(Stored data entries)

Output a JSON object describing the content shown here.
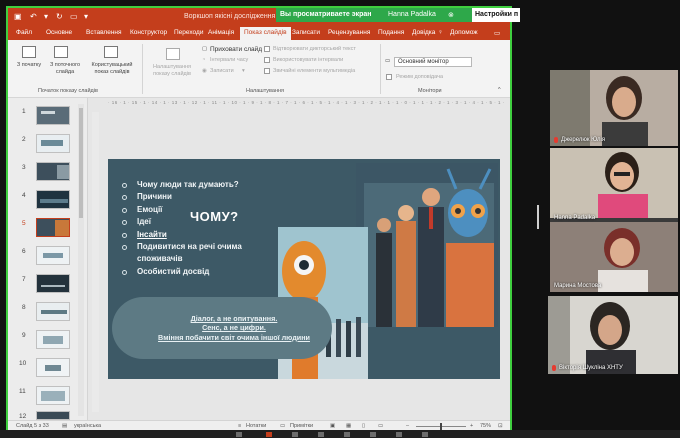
{
  "window": {
    "doc_title": "Воркшоп якісні дослідження 16",
    "share_banner": {
      "text": "Вы просматриваете экран",
      "presenter": "Hanna Padalka"
    },
    "settings_tab": "Настройки п"
  },
  "tabs": [
    {
      "label": "Файл"
    },
    {
      "label": "Основне"
    },
    {
      "label": "Вставлення"
    },
    {
      "label": "Конструктор"
    },
    {
      "label": "Переходи"
    },
    {
      "label": "Анімація"
    },
    {
      "label": "Показ слайдів",
      "active": true
    },
    {
      "label": "Записати"
    },
    {
      "label": "Рецензування"
    },
    {
      "label": "Подання"
    },
    {
      "label": "Довідка"
    },
    {
      "label": "Допомож"
    }
  ],
  "ribbon": {
    "btn_from_start": "З початку",
    "btn_from_current": "З поточного слайда",
    "btn_custom": "Користувацький показ слайдів",
    "group_start": "Початок показу слайдів",
    "btn_setup": "Налаштування показу слайдів",
    "btn_hide": "Приховати слайд",
    "btn_rehearse": "Інтервали часу",
    "btn_record": "Записати",
    "chk_captions": "Відтворювати дикторський текст",
    "chk_timings": "Використовувати інтервали",
    "chk_media": "Звичайні елементи мультимедіа",
    "group_setup": "Налаштування",
    "monitor_select": "Основний монітор",
    "chk_presenter": "Режим доповідача",
    "group_monitors": "Монітори"
  },
  "thumbnails": [
    {
      "num": "1"
    },
    {
      "num": "2"
    },
    {
      "num": "3"
    },
    {
      "num": "4"
    },
    {
      "num": "5",
      "selected": true
    },
    {
      "num": "6"
    },
    {
      "num": "7"
    },
    {
      "num": "8"
    },
    {
      "num": "9"
    },
    {
      "num": "10"
    },
    {
      "num": "11"
    },
    {
      "num": "12"
    }
  ],
  "ruler": "· 16 · 1 · 15 · 1 · 14 · 1 · 13 · 1 · 12 · 1 · 11 · 1 · 10 · 1 · 9 · 1 · 8 · 1 · 7 · 1 · 6 · 1 · 5 · 1 · 4 · 1 · 3 · 1 · 2 · 1 · 1 · 1 · 0 · 1 · 1 · 1 · 2 · 1 · 3 · 1 · 4 · 1 · 5 · 1 · 6 · 1 · 7 · 1 · 8 · 1 · 9 · 1 · 10 · 1 · 11 · 1 · 12 · 1 · 13 · 1 · 14 · 1 · 15 · 1 · 16 ·",
  "slide": {
    "bullets": [
      "Чому люди так думають?",
      "Причини",
      "Емоції",
      "Ідеї",
      "Інсайти",
      "Подивитися на речі очима споживачів",
      "Особистий досвід"
    ],
    "heading": "ЧОМУ?",
    "quote_lines": [
      "Діалог, а не опитування.",
      "Сенс, а не цифри.",
      "Вміння побачити світ очима іншої людини"
    ]
  },
  "status": {
    "slide_info": "Слайд 5 з 33",
    "language": "українська",
    "notes": "Нотатки",
    "comments": "Примітки",
    "zoom": "75%"
  },
  "participants": [
    {
      "name": "Джерелюк Юлія"
    },
    {
      "name": "Hanna Padalka"
    },
    {
      "name": "Марина Мостова"
    },
    {
      "name": "Вікторія Шукліна ХНТУ"
    }
  ],
  "colors": {
    "ppt_accent": "#c43e1c",
    "share_green": "#2ea84a",
    "slide_bg": "#3d5966"
  }
}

### Work instructions
Say the number of lines in the listing that hold "Налаштування", with no added words.

### Response to the task
2